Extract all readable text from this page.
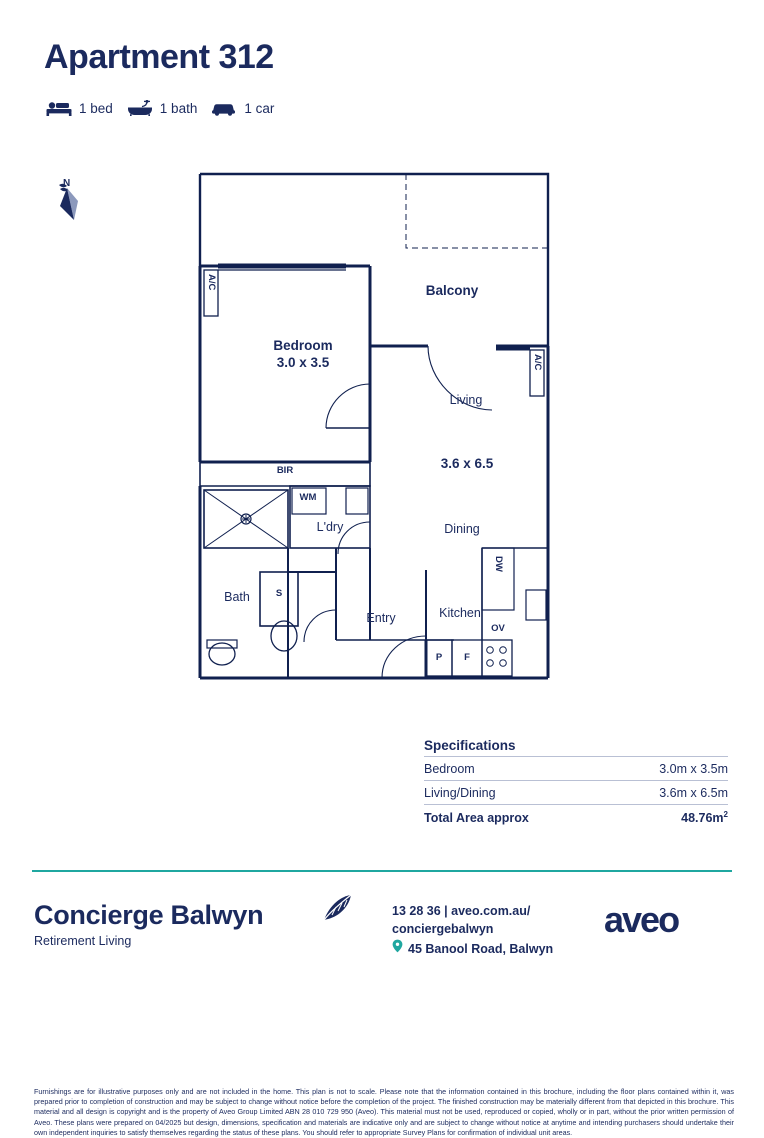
Apartment 312
1 bed	1 bath	1 car
N
Bedroom
3.0 x 3.5
Balcony
Living
3.6 x 6.5
Dining
Kitchen
Bath
L'dry
Entry
A/C
A/C
BIR
WM
S
DW
OV
P	F
Specifications
Bedroom	3.0m x 3.5m
Living/Dining	3.6m x 6.5m
Total Area approx	$48.76m^2$
Concierge Balwyn
Retirement Living
13 28 36 | aveo.com.au/
conciergebalwyn
45 Banool Road, Balwyn
aveo
Furnishings are for illustrative purposes only and are not included in the home. This plan is not to scale. Please note that the information contained in this brochure, including the floor plans contained within it, was prepared prior to completion of construction and may be subject to change without notice before the completion of the project. The finished construction may be materially different from that depicted in this brochure. This material and all design is copyright and is the property of Aveo Group Limited ABN 28 010 729 950 (Aveo). This material must not be used, reproduced or copied, wholly or in part, without the prior written permission of Aveo. These plans were prepared on 04/2025 but design, dimensions, specification and materials are indicative only and are subject to change without notice at anytime and intending purchasers should undertake their own independent inquiries to satisfy themselves regarding the status of these plans. You should refer to appropriate Survey Plans for confirmation of individual unit areas.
┄┄┄┄┄┄┄┄┄┄
• INSTRUCTIONS FOR THE TASK
Sift through the entries and copy every line with "Living".

• ANSWER TO THIS PROBLEM
Living
Living/Dining	3.6m x 6.5m
Retirement Living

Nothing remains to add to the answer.